* Begin *

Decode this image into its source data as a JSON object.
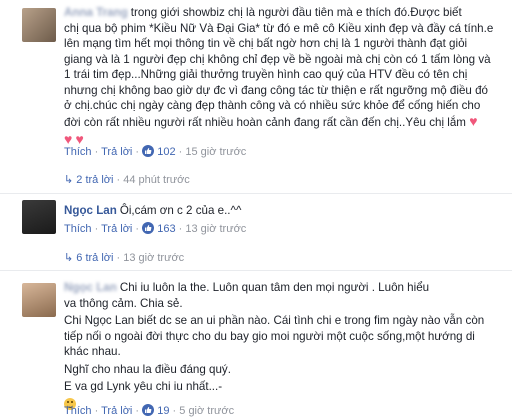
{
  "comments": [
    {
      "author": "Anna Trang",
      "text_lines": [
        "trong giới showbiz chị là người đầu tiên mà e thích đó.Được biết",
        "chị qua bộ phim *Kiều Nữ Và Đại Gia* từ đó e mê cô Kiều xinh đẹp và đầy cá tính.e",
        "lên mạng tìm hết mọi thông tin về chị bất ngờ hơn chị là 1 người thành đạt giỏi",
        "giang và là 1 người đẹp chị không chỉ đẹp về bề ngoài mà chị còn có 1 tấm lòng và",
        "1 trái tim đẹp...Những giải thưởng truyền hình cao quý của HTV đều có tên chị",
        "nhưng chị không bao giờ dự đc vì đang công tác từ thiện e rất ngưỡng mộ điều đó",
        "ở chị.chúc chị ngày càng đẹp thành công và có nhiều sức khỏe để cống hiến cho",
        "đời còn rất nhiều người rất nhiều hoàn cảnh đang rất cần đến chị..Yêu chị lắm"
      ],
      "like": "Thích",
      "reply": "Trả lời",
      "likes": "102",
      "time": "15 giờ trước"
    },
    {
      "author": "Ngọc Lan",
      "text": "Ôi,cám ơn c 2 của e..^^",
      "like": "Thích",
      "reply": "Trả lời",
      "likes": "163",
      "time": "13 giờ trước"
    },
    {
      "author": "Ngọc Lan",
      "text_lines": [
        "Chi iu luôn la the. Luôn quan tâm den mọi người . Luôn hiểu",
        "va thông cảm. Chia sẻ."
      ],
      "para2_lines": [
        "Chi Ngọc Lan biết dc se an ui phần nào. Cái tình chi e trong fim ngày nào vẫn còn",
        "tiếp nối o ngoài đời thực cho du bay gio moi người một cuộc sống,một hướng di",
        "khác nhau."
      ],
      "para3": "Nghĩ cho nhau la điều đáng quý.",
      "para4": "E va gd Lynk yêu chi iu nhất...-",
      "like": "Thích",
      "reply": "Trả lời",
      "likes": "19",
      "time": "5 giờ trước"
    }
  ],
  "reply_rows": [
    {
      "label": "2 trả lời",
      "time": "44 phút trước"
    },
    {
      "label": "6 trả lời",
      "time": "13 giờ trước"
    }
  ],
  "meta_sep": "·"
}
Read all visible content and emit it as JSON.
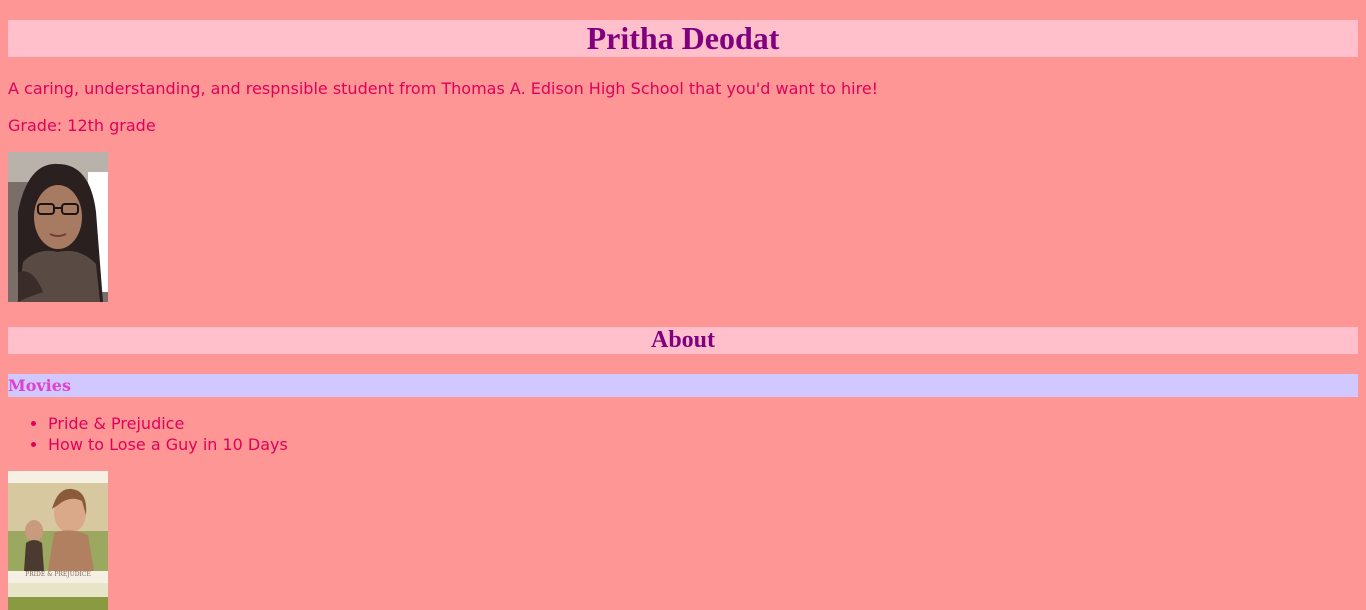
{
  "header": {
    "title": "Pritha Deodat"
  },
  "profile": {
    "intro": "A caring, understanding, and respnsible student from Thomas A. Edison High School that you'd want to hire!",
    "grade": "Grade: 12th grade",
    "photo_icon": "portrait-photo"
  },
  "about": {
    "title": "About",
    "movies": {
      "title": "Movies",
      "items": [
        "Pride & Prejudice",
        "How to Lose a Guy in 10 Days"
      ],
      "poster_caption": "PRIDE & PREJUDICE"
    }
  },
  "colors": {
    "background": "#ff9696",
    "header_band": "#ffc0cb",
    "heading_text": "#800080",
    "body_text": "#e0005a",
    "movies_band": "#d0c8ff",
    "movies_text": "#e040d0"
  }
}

* End *
* Begin *

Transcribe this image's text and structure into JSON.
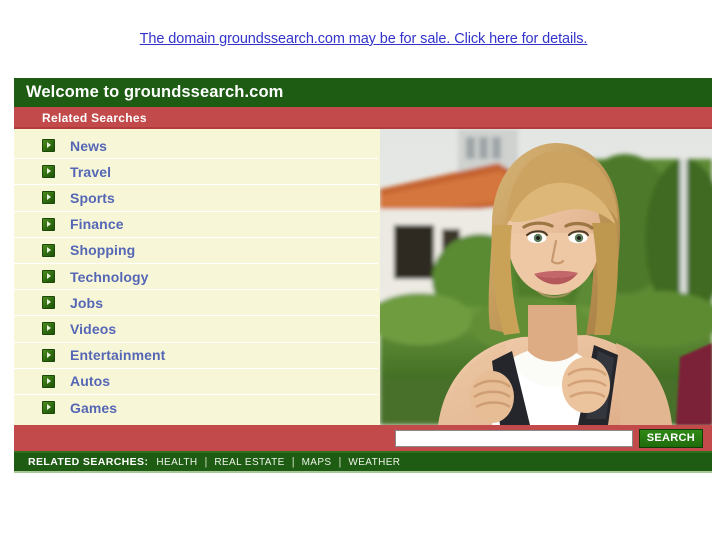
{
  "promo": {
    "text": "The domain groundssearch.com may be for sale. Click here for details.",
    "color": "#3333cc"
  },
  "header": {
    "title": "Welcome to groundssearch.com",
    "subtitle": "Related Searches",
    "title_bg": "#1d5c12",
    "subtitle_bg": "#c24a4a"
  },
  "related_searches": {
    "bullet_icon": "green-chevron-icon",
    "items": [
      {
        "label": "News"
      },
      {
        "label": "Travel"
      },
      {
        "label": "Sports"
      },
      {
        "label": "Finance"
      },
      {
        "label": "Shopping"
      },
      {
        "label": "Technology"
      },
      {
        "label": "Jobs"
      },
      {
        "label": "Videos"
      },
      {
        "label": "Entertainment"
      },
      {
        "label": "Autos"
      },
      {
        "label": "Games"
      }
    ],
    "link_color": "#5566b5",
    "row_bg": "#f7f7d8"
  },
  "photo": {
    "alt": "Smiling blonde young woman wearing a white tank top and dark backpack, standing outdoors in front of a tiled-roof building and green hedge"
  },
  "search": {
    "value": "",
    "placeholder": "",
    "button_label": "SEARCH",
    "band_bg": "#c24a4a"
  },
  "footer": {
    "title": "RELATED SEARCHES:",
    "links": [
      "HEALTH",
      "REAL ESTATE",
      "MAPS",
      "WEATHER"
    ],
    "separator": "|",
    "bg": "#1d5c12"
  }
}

* End *

**GOAL OF THE EXERCISE**
Return all lines containing the word "green".

**THE RESULT**
    "bullet_icon": "green-chevron-icon",
    "alt": "Smiling blonde young woman wearing a white tank top and dark backpack, standing outdoors in front of a tiled-roof building and green hedge"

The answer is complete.